## Work instructions
Reproduce the records below in full and exactly, without their images.

## Provided records
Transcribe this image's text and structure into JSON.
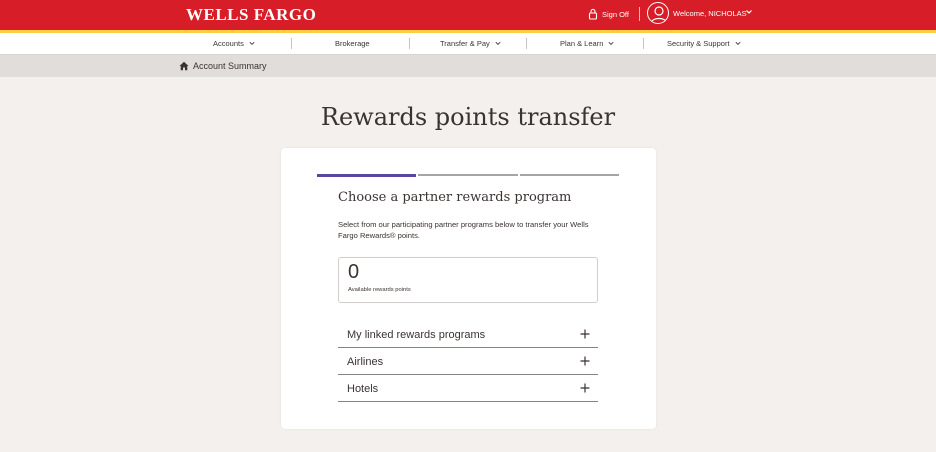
{
  "header": {
    "logo": "WELLS FARGO",
    "signoff_label": "Sign Off",
    "welcome_label": "Welcome, NICHOLAS",
    "brand_red": "#d71e28",
    "accent_gold": "#ffcd41"
  },
  "nav": {
    "items": [
      {
        "label": "Accounts",
        "has_dropdown": true
      },
      {
        "label": "Brokerage",
        "has_dropdown": false
      },
      {
        "label": "Transfer & Pay",
        "has_dropdown": true
      },
      {
        "label": "Plan & Learn",
        "has_dropdown": true
      },
      {
        "label": "Security & Support",
        "has_dropdown": true
      }
    ]
  },
  "breadcrumb": {
    "label": "Account Summary"
  },
  "page": {
    "title": "Rewards points transfer"
  },
  "card": {
    "progress_steps": 3,
    "active_step": 1,
    "progress_active_color": "#5a469b",
    "heading": "Choose a partner rewards program",
    "description": "Select from our participating partner programs below to transfer your Wells Fargo Rewards® points.",
    "points_value": "0",
    "points_label": "Available rewards points",
    "accordions": [
      {
        "label": "My linked rewards programs"
      },
      {
        "label": "Airlines"
      },
      {
        "label": "Hotels"
      }
    ]
  },
  "icons": {
    "lock": "lock-icon",
    "avatar": "user-avatar-icon",
    "home": "home-icon",
    "expand": "plus-icon",
    "dropdown": "chevron-down-icon"
  }
}
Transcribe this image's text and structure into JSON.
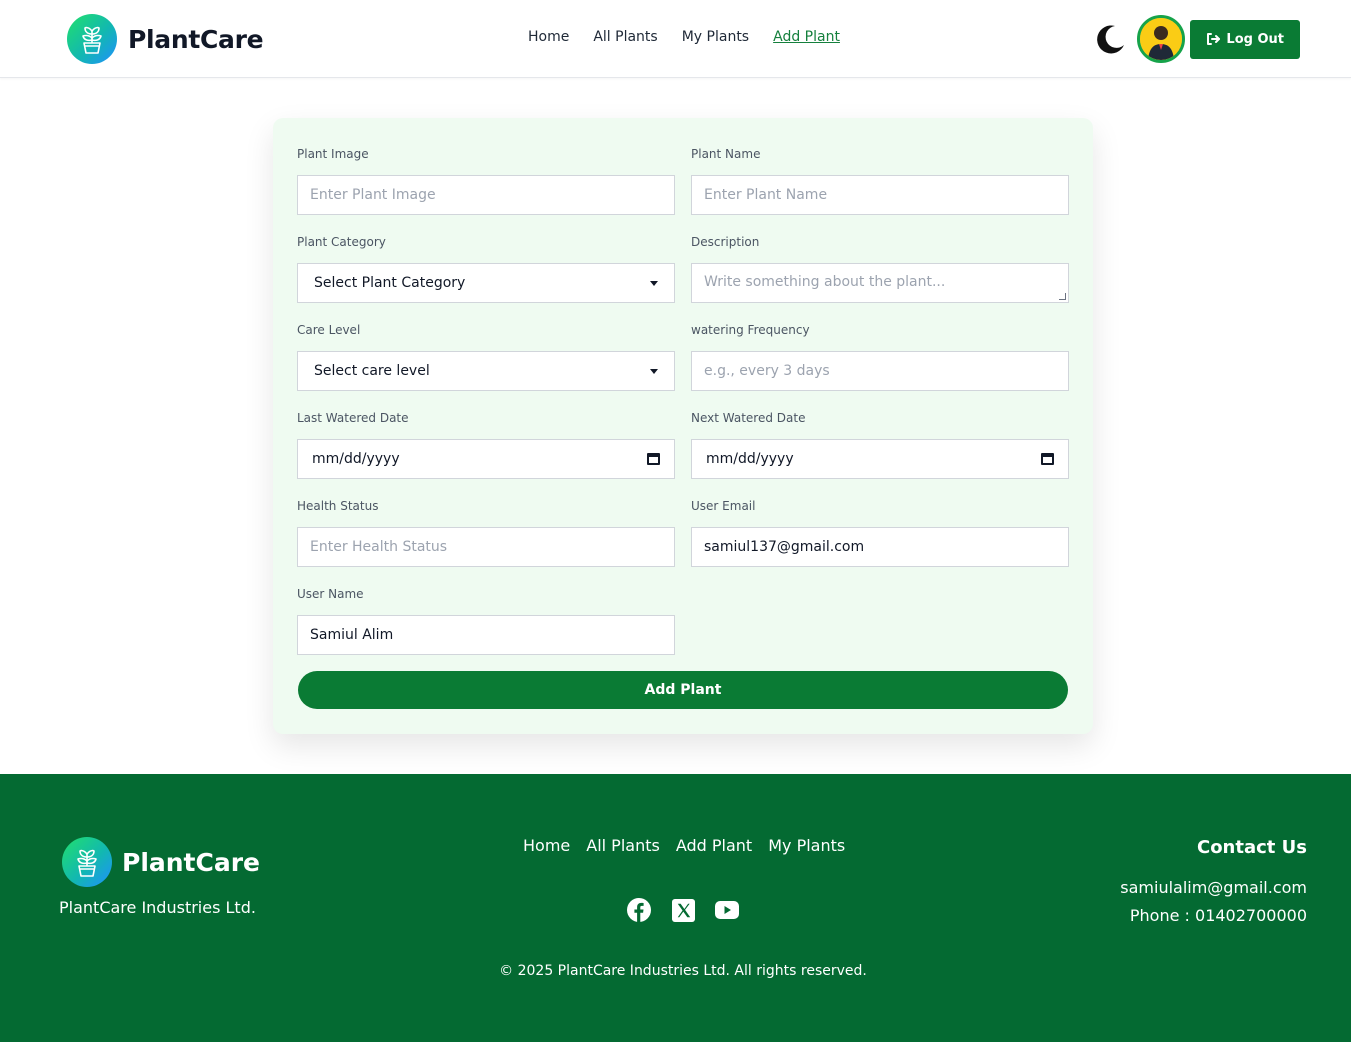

## Solution to this problem
Transcribe this image's text and structure into JSON.
{
  "header": {
    "logo": "WELLS FARGO",
    "signoff_label": "Sign Off",
    "welcome_label": "Welcome, NICHOLAS",
    "brand_red": "#d71e28",
    "accent_gold": "#ffcd41"
  },
  "nav": {
    "items": [
      {
        "label": "Accounts",
        "has_dropdown": true
      },
      {
        "label": "Brokerage",
        "has_dropdown": false
      },
      {
        "label": "Transfer & Pay",
        "has_dropdown": true
      },
      {
        "label": "Plan & Learn",
        "has_dropdown": true
      },
      {
        "label": "Security & Support",
        "has_dropdown": true
      }
    ]
  },
  "breadcrumb": {
    "label": "Account Summary"
  },
  "page": {
    "title": "Rewards points transfer"
  },
  "card": {
    "progress_steps": 3,
    "active_step": 1,
    "progress_active_color": "#5a469b",
    "heading": "Choose a partner rewards program",
    "description": "Select from our participating partner programs below to transfer your Wells Fargo Rewards® points.",
    "points_value": "0",
    "points_label": "Available rewards points",
    "accordions": [
      {
        "label": "My linked rewards programs"
      },
      {
        "label": "Airlines"
      },
      {
        "label": "Hotels"
      }
    ]
  },
  "icons": {
    "lock": "lock-icon",
    "avatar": "user-avatar-icon",
    "home": "home-icon",
    "expand": "plus-icon",
    "dropdown": "chevron-down-icon"
  }
}
Transcribe this image's text and structure into JSON.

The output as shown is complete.